===== Provided data =====

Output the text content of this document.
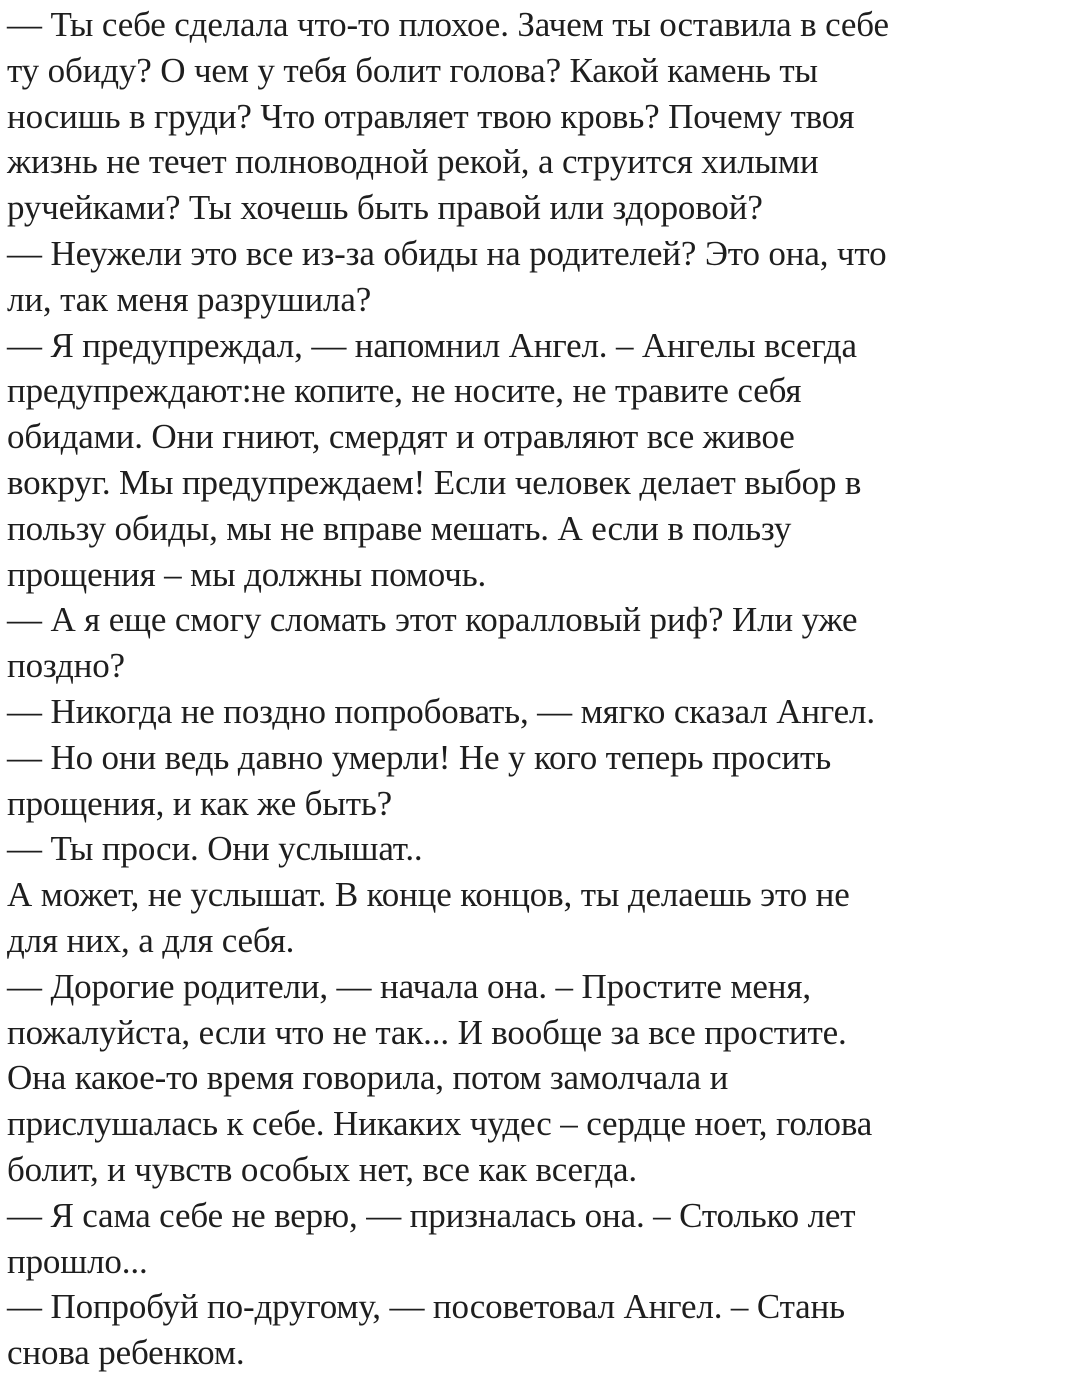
— Ты себе сделала что-то плохое. Зачем ты оставила в себе
ту обиду? О чем у тебя болит голова? Какой камень ты
носишь в груди? Что отравляет твою кровь? Почему твоя
жизнь не течет полноводной рекой, а струится хилыми
ручейками? Ты хочешь быть правой или здоровой?
— Неужели это все из-за обиды на родителей? Это она, что
ли, так меня разрушила?
— Я предупреждал, — напомнил Ангел. – Ангелы всегда
предупреждают:не копите, не носите, не травите себя
обидами. Они гниют, смердят и отравляют все живое
вокруг. Мы предупреждаем! Если человек делает выбор в
пользу обиды, мы не вправе мешать. А если в пользу
прощения – мы должны помочь.
— А я еще смогу сломать этот коралловый риф? Или уже
поздно?
— Никогда не поздно попробовать, — мягко сказал Ангел.
— Но они ведь давно умерли! Не у кого теперь просить
прощения, и как же быть?
— Ты проси. Они услышат..
А может, не услышат. В конце концов, ты делаешь это не
для них, а для себя.
— Дорогие родители, — начала она. – Простите меня,
пожалуйста, если что не так... И вообще за все простите.
Она какое-то время говорила, потом замолчала и
прислушалась к себе. Никаких чудес – сердце ноет, голова
болит, и чувств особых нет, все как всегда.
— Я сама себе не верю, — призналась она. – Столько лет
прошло...
— Попробуй по-другому, — посоветовал Ангел. – Стань
снова ребенком.
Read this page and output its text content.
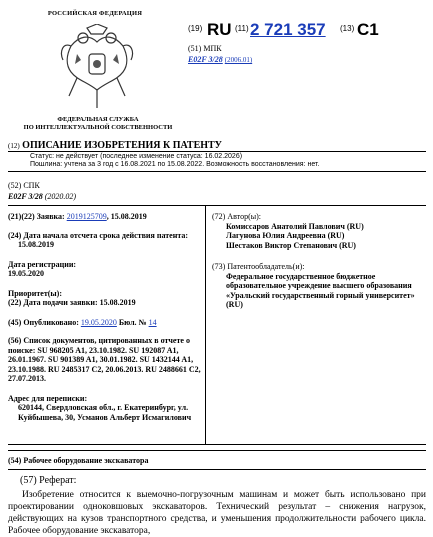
РОССИЙСКАЯ ФЕДЕРАЦИЯ
ФЕДЕРАЛЬНАЯ СЛУЖБА
ПО ИНТЕЛЛЕКТУАЛЬНОЙ СОБСТВЕННОСТИ
(19) RU (11) 2 721 357 (13) C1
(51) МПК
E02F 3/28 (2006.01)
(12) ОПИСАНИЕ ИЗОБРЕТЕНИЯ К ПАТЕНТУ
Статус: не действует (последнее изменение статуса: 16.02.2026)
Пошлина: учтена за 3 год с 16.08.2021 по 15.08.2022. Возможность восстановления: нет.
(52) СПК
E02F 3/28 (2020.02)
(21)(22) Заявка: 2019125709, 15.08.2019
(24) Дата начала отсчета срока действия патента:
15.08.2019
Дата регистрации:
19.05.2020
Приоритет(ы):
(22) Дата подачи заявки: 15.08.2019
(45) Опубликовано: 19.05.2020 Бюл. № 14
(56) Список документов, цитированных в отчете о поиске: SU 968205 A1, 23.10.1982. SU 192087 A1, 26.01.1967. SU 901389 A1, 30.01.1982. SU 1432144 A1, 23.10.1988. RU 2485317 C2, 20.06.2013. RU 2488661 C2, 27.07.2013.
Адрес для переписки:
620144, Свердловская обл., г. Екатеринбург, ул. Куйбышева, 30, Усманов Альберт Исмагилович
(72) Автор(ы):
Комиссаров Анатолий Павлович (RU)
Лагунова Юлия Андреевна (RU)
Шестаков Виктор Степанович (RU)
(73) Патентообладатель(и):
Федеральное государственное бюджетное образовательное учреждение высшего образования «Уральский государственный горный университет» (RU)
(54) Рабочее оборудование экскаватора
(57) Реферат:
Изобретение относится к выемочно-погрузочным машинам и может быть использовано при проектировании одноковшовых экскаваторов. Технический результат – снижения нагрузок, действующих на кузов транспортного средства, и уменьшения продолжительности рабочего цикла. Рабочее оборудование экскаватора,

=====

▶ [Exercise details]: Omit the pictures, and please restate word for word the lines running from the line with "Read this page and output its text content." to the end of the entries.

▶ [Task solution]:
Read this page and output its text content.
РОССИЙСКАЯ ФЕДЕРАЦИЯ
ФЕДЕРАЛЬНАЯ СЛУЖБА
ПО ИНТЕЛЛЕКТУАЛЬНОЙ СОБСТВЕННОСТИ
(19) RU (11) 2 721 357 (13) C1
(51) МПК
E02F 3/28 (2006.01)
(12) ОПИСАНИЕ ИЗОБРЕТЕНИЯ К ПАТЕНТУ
Статус: не действует (последнее изменение статуса: 16.02.2026)
Пошлина: учтена за 3 год с 16.08.2021 по 15.08.2022. Возможность восстановления: нет.
(52) СПК
E02F 3/28 (2020.02)
(21)(22) Заявка: 2019125709, 15.08.2019
(24) Дата начала отсчета срока действия патента:
15.08.2019
Дата регистрации:
19.05.2020
Приоритет(ы):
(22) Дата подачи заявки: 15.08.2019
(45) Опубликовано: 19.05.2020 Бюл. № 14
(56) Список документов, цитированных в отчете о поиске: SU 968205 A1, 23.10.1982. SU 192087 A1, 26.01.1967. SU 901389 A1, 30.01.1982. SU 1432144 A1, 23.10.1988. RU 2485317 C2, 20.06.2013. RU 2488661 C2, 27.07.2013.
Адрес для переписки:
620144, Свердловская обл., г. Екатеринбург, ул. Куйбышева, 30, Усманов Альберт Исмагилович
(72) Автор(ы):
Комиссаров Анатолий Павлович (RU)
Лагунова Юлия Андреевна (RU)
Шестаков Виктор Степанович (RU)
(73) Патентообладатель(и):
Федеральное государственное бюджетное образовательное учреждение высшего образования «Уральский государственный горный университет» (RU)
(54) Рабочее оборудование экскаватора
(57) Реферат:
Изобретение относится к выемочно-погрузочным машинам и может быть использовано при проектировании одноковшовых экскаваторов. Технический результат – снижения нагрузок, действующих на кузов транспортного средства, и уменьшения продолжительности рабочего цикла. Рабочее оборудование экскаватора,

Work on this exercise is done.